What you should do: Transcribe the entries that follow exactly as they appear, minus pictures.

Exercise input:
========================

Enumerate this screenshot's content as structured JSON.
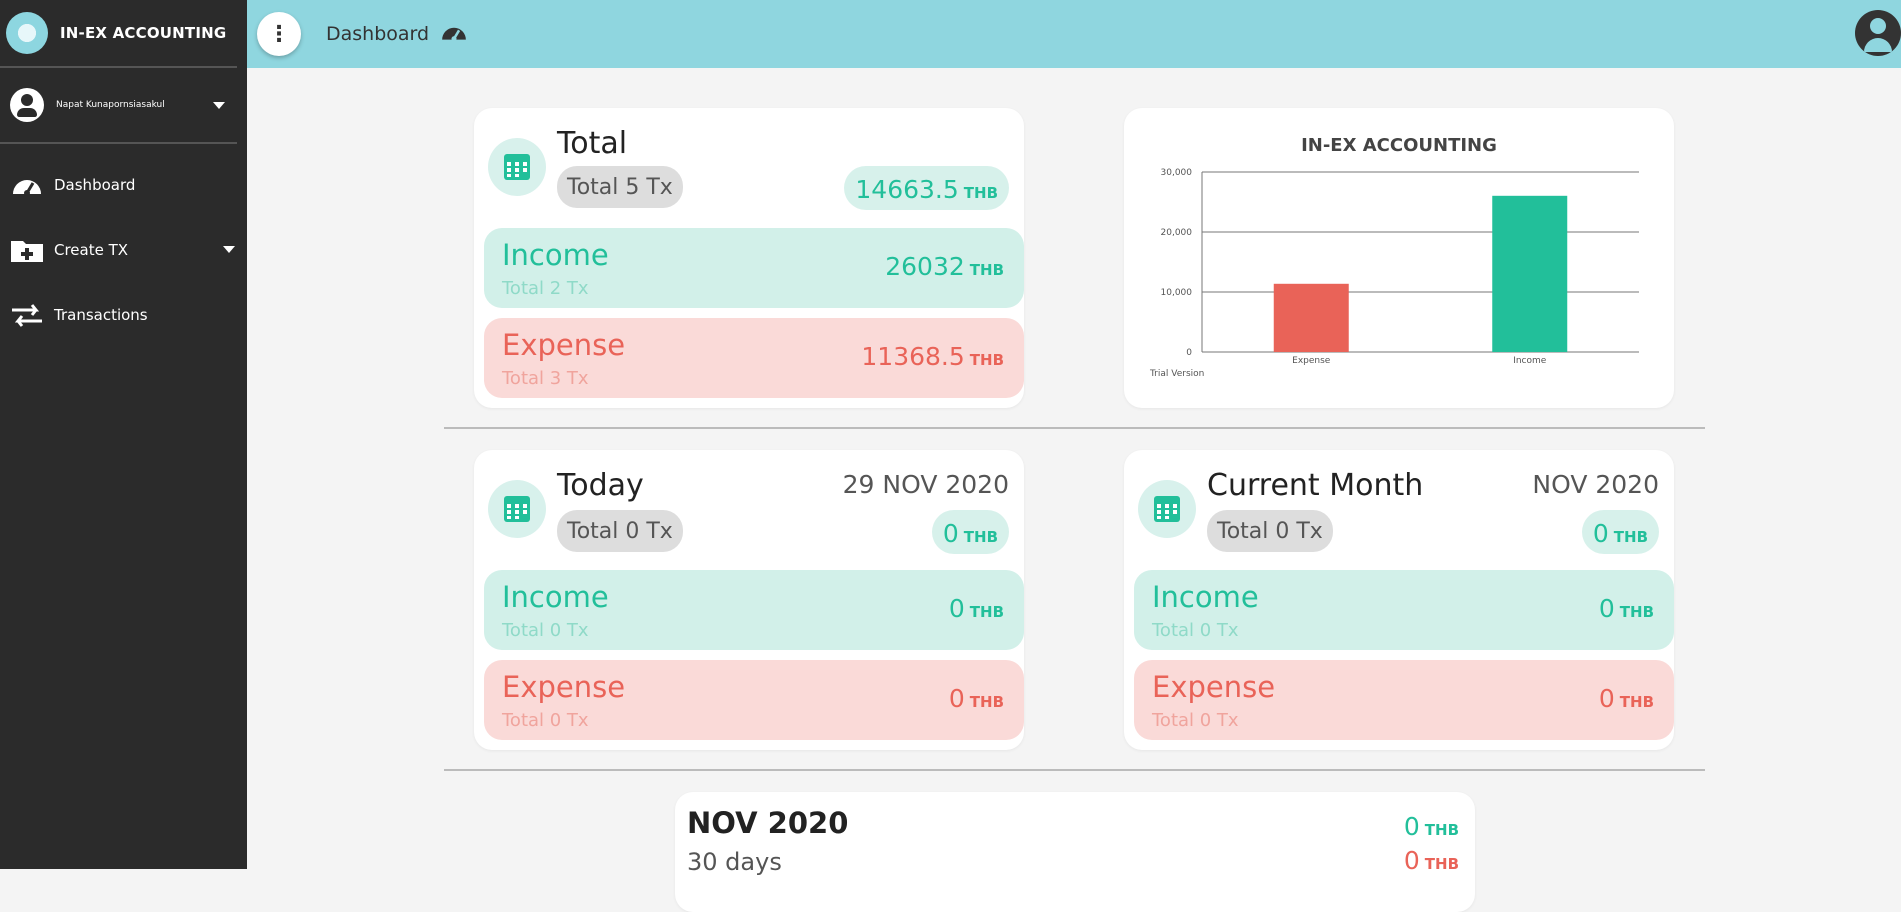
{
  "app": {
    "name": "IN-EX ACCOUNTING"
  },
  "sidebar": {
    "user": {
      "name": "Napat Kunapornsiasakul"
    },
    "items": [
      {
        "label": "Dashboard",
        "icon": "speedometer-icon"
      },
      {
        "label": "Create TX",
        "icon": "folder-plus-icon"
      },
      {
        "label": "Transactions",
        "icon": "swap-arrows-icon"
      }
    ]
  },
  "topbar": {
    "breadcrumb": "Dashboard"
  },
  "total_card": {
    "title": "Total",
    "tx_count": "Total 5 Tx",
    "amount": "14663.5",
    "currency": "THB",
    "income": {
      "label": "Income",
      "sub": "Total 2 Tx",
      "amount": "26032",
      "currency": "THB"
    },
    "expense": {
      "label": "Expense",
      "sub": "Total 3 Tx",
      "amount": "11368.5",
      "currency": "THB"
    }
  },
  "today_card": {
    "title": "Today",
    "date": "29 NOV 2020",
    "tx_count": "Total 0 Tx",
    "amount": "0",
    "currency": "THB",
    "income": {
      "label": "Income",
      "sub": "Total 0 Tx",
      "amount": "0",
      "currency": "THB"
    },
    "expense": {
      "label": "Expense",
      "sub": "Total 0 Tx",
      "amount": "0",
      "currency": "THB"
    }
  },
  "month_card": {
    "title": "Current Month",
    "date": "NOV 2020",
    "tx_count": "Total 0 Tx",
    "amount": "0",
    "currency": "THB",
    "income": {
      "label": "Income",
      "sub": "Total 0 Tx",
      "amount": "0",
      "currency": "THB"
    },
    "expense": {
      "label": "Expense",
      "sub": "Total 0 Tx",
      "amount": "0",
      "currency": "THB"
    }
  },
  "summary_card": {
    "title": "NOV 2020",
    "sub": "30 days",
    "income_amount": "0",
    "expense_amount": "0",
    "currency": "THB"
  },
  "colors": {
    "income": "#22bf9a",
    "expense": "#e96358",
    "topbar": "#8fd6df",
    "sidebar": "#2b2b2b"
  },
  "chart_data": {
    "type": "bar",
    "title": "IN-EX ACCOUNTING",
    "categories": [
      "Expense",
      "Income"
    ],
    "values": [
      11368.5,
      26032
    ],
    "colors": [
      "#e96358",
      "#22bf9a"
    ],
    "yticks": [
      0,
      10000,
      20000,
      30000
    ],
    "ytick_labels": [
      "0",
      "10,000",
      "20,000",
      "30,000"
    ],
    "ylim": [
      0,
      30000
    ],
    "legend": "none",
    "grid": true,
    "footnote": "Trial Version"
  }
}
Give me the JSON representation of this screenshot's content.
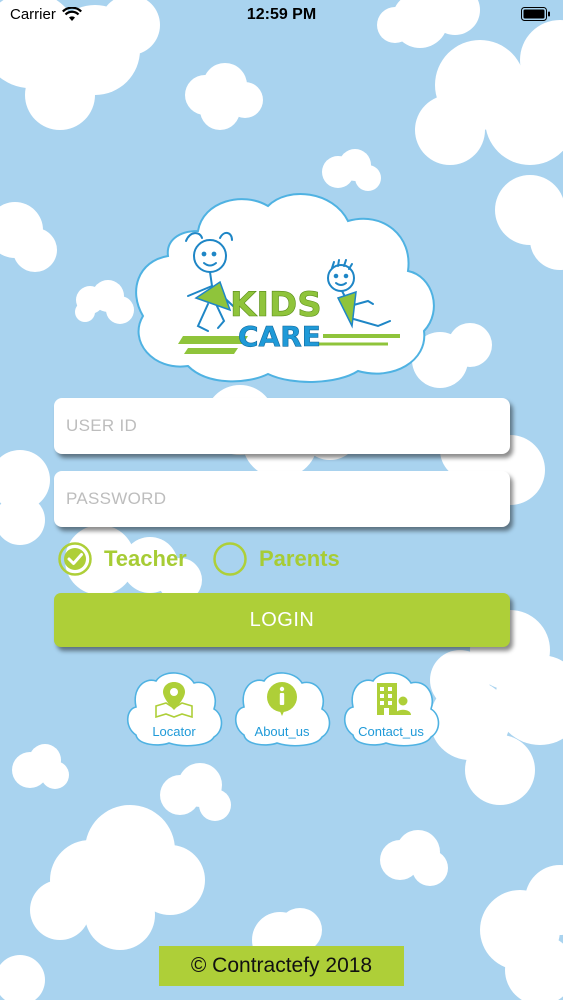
{
  "status_bar": {
    "carrier": "Carrier",
    "time": "12:59 PM"
  },
  "logo": {
    "line1": "KIDS",
    "line2": "CARE"
  },
  "login_form": {
    "user_id_placeholder": "USER ID",
    "password_placeholder": "PASSWORD",
    "role_options": [
      {
        "label": "Teacher",
        "selected": true
      },
      {
        "label": "Parents",
        "selected": false
      }
    ],
    "login_label": "LOGIN"
  },
  "quick_links": [
    {
      "label": "Locator",
      "icon": "map-pin-icon"
    },
    {
      "label": "About_us",
      "icon": "info-icon"
    },
    {
      "label": "Contact_us",
      "icon": "contact-building-icon"
    }
  ],
  "footer": {
    "text": "© Contractefy 2018"
  },
  "colors": {
    "sky": "#a9d3ef",
    "brand_green": "#aecf38",
    "brand_blue": "#1f9ad8"
  }
}
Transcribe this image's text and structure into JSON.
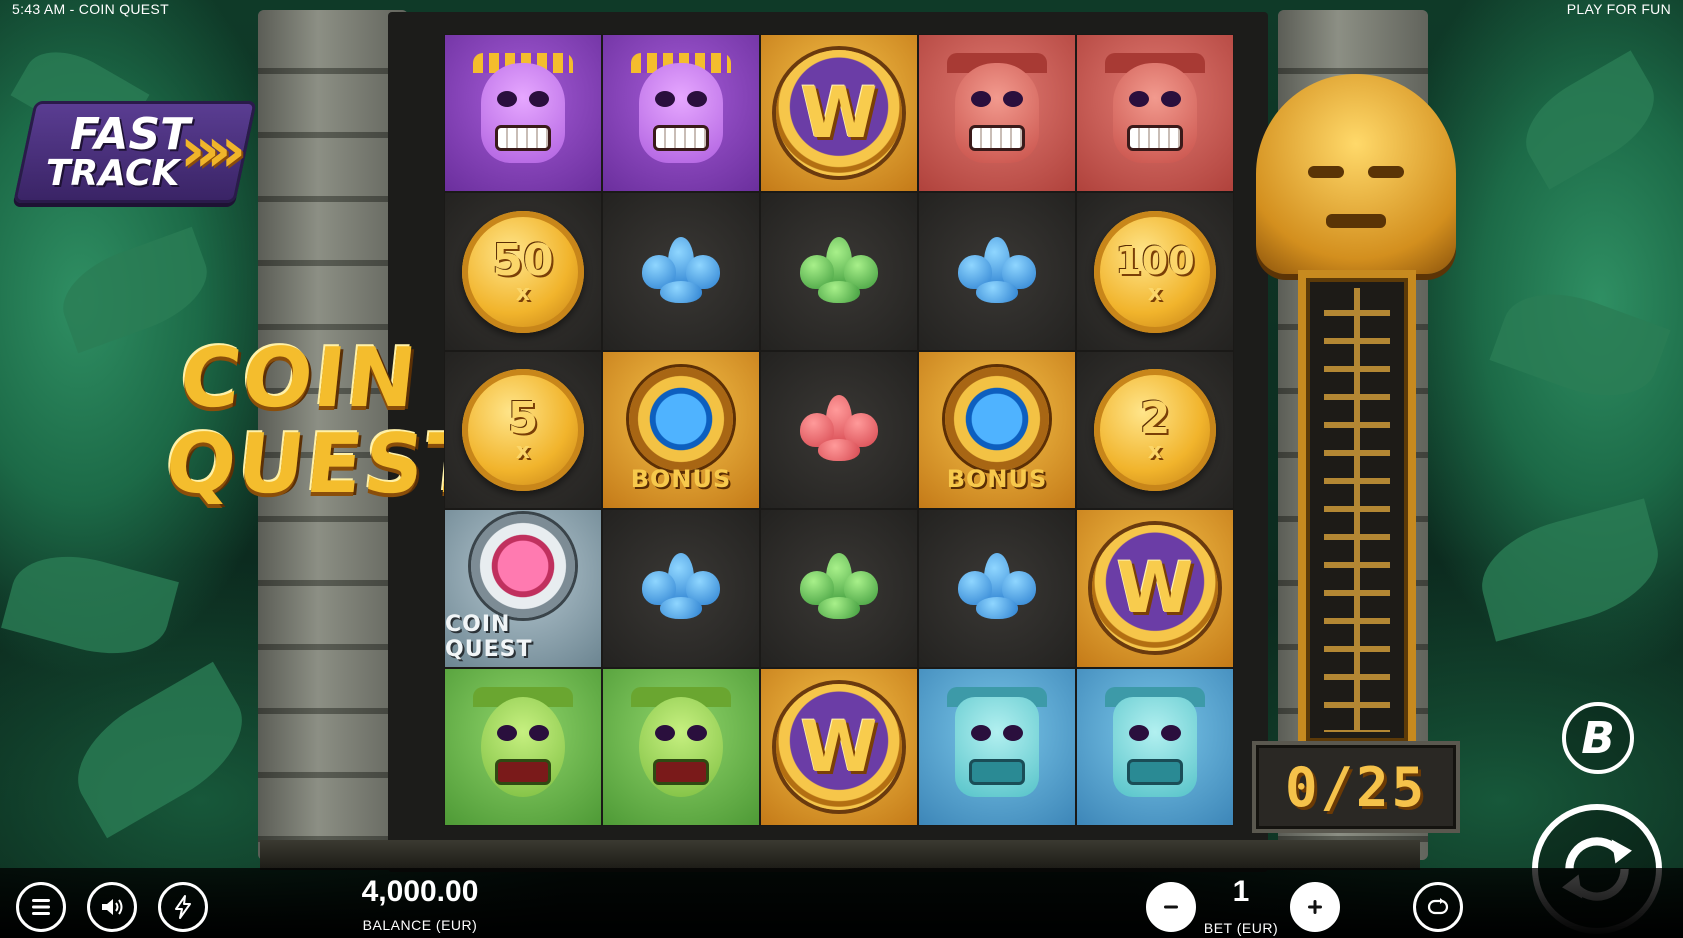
{
  "status": {
    "time": "5:43 AM",
    "game_title": "COIN QUEST",
    "title_line": "5:43 AM - COIN QUEST",
    "mode": "PLAY FOR FUN"
  },
  "fast_track": {
    "line1": "FAST",
    "line2": "TRACK"
  },
  "logo": {
    "line1": "COIN",
    "line2": "QUEST"
  },
  "reels": {
    "rows": [
      [
        {
          "symbol": "skull-mask",
          "bg": "purple"
        },
        {
          "symbol": "skull-mask",
          "bg": "purple"
        },
        {
          "symbol": "wild",
          "label": "W",
          "bg": "gold"
        },
        {
          "symbol": "jaguar-mask",
          "bg": "red"
        },
        {
          "symbol": "jaguar-mask",
          "bg": "red"
        }
      ],
      [
        {
          "symbol": "coin",
          "value": "50",
          "mult": "x"
        },
        {
          "symbol": "blue-gem"
        },
        {
          "symbol": "green-gem"
        },
        {
          "symbol": "blue-gem"
        },
        {
          "symbol": "coin",
          "value": "100",
          "mult": "x"
        }
      ],
      [
        {
          "symbol": "coin",
          "value": "5",
          "mult": "x"
        },
        {
          "symbol": "bonus",
          "label": "BONUS",
          "bg": "gold"
        },
        {
          "symbol": "red-gem"
        },
        {
          "symbol": "bonus",
          "label": "BONUS",
          "bg": "gold"
        },
        {
          "symbol": "coin",
          "value": "2",
          "mult": "x"
        }
      ],
      [
        {
          "symbol": "coin-quest-scatter",
          "label": "COIN QUEST",
          "bg": "silver"
        },
        {
          "symbol": "blue-gem"
        },
        {
          "symbol": "green-gem"
        },
        {
          "symbol": "blue-gem"
        },
        {
          "symbol": "wild",
          "label": "W",
          "bg": "gold"
        }
      ],
      [
        {
          "symbol": "monkey-mask",
          "bg": "green"
        },
        {
          "symbol": "monkey-mask",
          "bg": "green"
        },
        {
          "symbol": "wild",
          "label": "W",
          "bg": "gold"
        },
        {
          "symbol": "serpent-mask",
          "bg": "blue"
        },
        {
          "symbol": "serpent-mask",
          "bg": "blue"
        }
      ]
    ]
  },
  "collector": {
    "value": "0/25"
  },
  "brand": {
    "letter": "B"
  },
  "footer": {
    "balance_value": "4,000.00",
    "balance_label": "BALANCE (EUR)",
    "bet_value": "1",
    "bet_label": "BET (EUR)",
    "icons": [
      "menu-icon",
      "sound-icon",
      "turbo-icon",
      "minus-icon",
      "plus-icon",
      "autoplay-icon",
      "spin-icon"
    ]
  }
}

========================

Task result:
Enumerate this screenshot's content as structured JSON.
{
  "app": {
    "name": "IN-EX ACCOUNTING"
  },
  "sidebar": {
    "user": {
      "name": "Napat Kunapornsiasakul"
    },
    "items": [
      {
        "label": "Dashboard",
        "icon": "speedometer-icon"
      },
      {
        "label": "Create TX",
        "icon": "folder-plus-icon"
      },
      {
        "label": "Transactions",
        "icon": "swap-arrows-icon"
      }
    ]
  },
  "topbar": {
    "breadcrumb": "Dashboard"
  },
  "total_card": {
    "title": "Total",
    "tx_count": "Total 5 Tx",
    "amount": "14663.5",
    "currency": "THB",
    "income": {
      "label": "Income",
      "sub": "Total 2 Tx",
      "amount": "26032",
      "currency": "THB"
    },
    "expense": {
      "label": "Expense",
      "sub": "Total 3 Tx",
      "amount": "11368.5",
      "currency": "THB"
    }
  },
  "today_card": {
    "title": "Today",
    "date": "29 NOV 2020",
    "tx_count": "Total 0 Tx",
    "amount": "0",
    "currency": "THB",
    "income": {
      "label": "Income",
      "sub": "Total 0 Tx",
      "amount": "0",
      "currency": "THB"
    },
    "expense": {
      "label": "Expense",
      "sub": "Total 0 Tx",
      "amount": "0",
      "currency": "THB"
    }
  },
  "month_card": {
    "title": "Current Month",
    "date": "NOV 2020",
    "tx_count": "Total 0 Tx",
    "amount": "0",
    "currency": "THB",
    "income": {
      "label": "Income",
      "sub": "Total 0 Tx",
      "amount": "0",
      "currency": "THB"
    },
    "expense": {
      "label": "Expense",
      "sub": "Total 0 Tx",
      "amount": "0",
      "currency": "THB"
    }
  },
  "summary_card": {
    "title": "NOV 2020",
    "sub": "30 days",
    "income_amount": "0",
    "expense_amount": "0",
    "currency": "THB"
  },
  "colors": {
    "income": "#22bf9a",
    "expense": "#e96358",
    "topbar": "#8fd6df",
    "sidebar": "#2b2b2b"
  },
  "chart_data": {
    "type": "bar",
    "title": "IN-EX ACCOUNTING",
    "categories": [
      "Expense",
      "Income"
    ],
    "values": [
      11368.5,
      26032
    ],
    "colors": [
      "#e96358",
      "#22bf9a"
    ],
    "yticks": [
      0,
      10000,
      20000,
      30000
    ],
    "ytick_labels": [
      "0",
      "10,000",
      "20,000",
      "30,000"
    ],
    "ylim": [
      0,
      30000
    ],
    "legend": "none",
    "grid": true,
    "footnote": "Trial Version"
  }
}
Give me the JSON representation of this screenshot's content.
{
  "status_bar": {
    "carrier": "Carrier",
    "time": "12:59 PM"
  },
  "logo": {
    "line1": "KIDS",
    "line2": "CARE"
  },
  "login_form": {
    "user_id_placeholder": "USER ID",
    "password_placeholder": "PASSWORD",
    "role_options": [
      {
        "label": "Teacher",
        "selected": true
      },
      {
        "label": "Parents",
        "selected": false
      }
    ],
    "login_label": "LOGIN"
  },
  "quick_links": [
    {
      "label": "Locator",
      "icon": "map-pin-icon"
    },
    {
      "label": "About_us",
      "icon": "info-icon"
    },
    {
      "label": "Contact_us",
      "icon": "contact-building-icon"
    }
  ],
  "footer": {
    "text": "© Contractefy 2018"
  },
  "colors": {
    "sky": "#a9d3ef",
    "brand_green": "#aecf38",
    "brand_blue": "#1f9ad8"
  }
}
Transcribe this image's text and structure into JSON.
{
  "status": {
    "time": "5:43 AM",
    "game_title": "COIN QUEST",
    "title_line": "5:43 AM - COIN QUEST",
    "mode": "PLAY FOR FUN"
  },
  "fast_track": {
    "line1": "FAST",
    "line2": "TRACK"
  },
  "logo": {
    "line1": "COIN",
    "line2": "QUEST"
  },
  "reels": {
    "rows": [
      [
        {
          "symbol": "skull-mask",
          "bg": "purple"
        },
        {
          "symbol": "skull-mask",
          "bg": "purple"
        },
        {
          "symbol": "wild",
          "label": "W",
          "bg": "gold"
        },
        {
          "symbol": "jaguar-mask",
          "bg": "red"
        },
        {
          "symbol": "jaguar-mask",
          "bg": "red"
        }
      ],
      [
        {
          "symbol": "coin",
          "value": "50",
          "mult": "x"
        },
        {
          "symbol": "blue-gem"
        },
        {
          "symbol": "green-gem"
        },
        {
          "symbol": "blue-gem"
        },
        {
          "symbol": "coin",
          "value": "100",
          "mult": "x"
        }
      ],
      [
        {
          "symbol": "coin",
          "value": "5",
          "mult": "x"
        },
        {
          "symbol": "bonus",
          "label": "BONUS",
          "bg": "gold"
        },
        {
          "symbol": "red-gem"
        },
        {
          "symbol": "bonus",
          "label": "BONUS",
          "bg": "gold"
        },
        {
          "symbol": "coin",
          "value": "2",
          "mult": "x"
        }
      ],
      [
        {
          "symbol": "coin-quest-scatter",
          "label": "COIN QUEST",
          "bg": "silver"
        },
        {
          "symbol": "blue-gem"
        },
        {
          "symbol": "green-gem"
        },
        {
          "symbol": "blue-gem"
        },
        {
          "symbol": "wild",
          "label": "W",
          "bg": "gold"
        }
      ],
      [
        {
          "symbol": "monkey-mask",
          "bg": "green"
        },
        {
          "symbol": "monkey-mask",
          "bg": "green"
        },
        {
          "symbol": "wild",
          "label": "W",
          "bg": "gold"
        },
        {
          "symbol": "serpent-mask",
          "bg": "blue"
        },
        {
          "symbol": "serpent-mask",
          "bg": "blue"
        }
      ]
    ]
  },
  "collector": {
    "value": "0/25"
  },
  "brand": {
    "letter": "B"
  },
  "footer": {
    "balance_value": "4,000.00",
    "balance_label": "BALANCE (EUR)",
    "bet_value": "1",
    "bet_label": "BET (EUR)",
    "icons": [
      "menu-icon",
      "sound-icon",
      "turbo-icon",
      "minus-icon",
      "plus-icon",
      "autoplay-icon",
      "spin-icon"
    ]
  }
}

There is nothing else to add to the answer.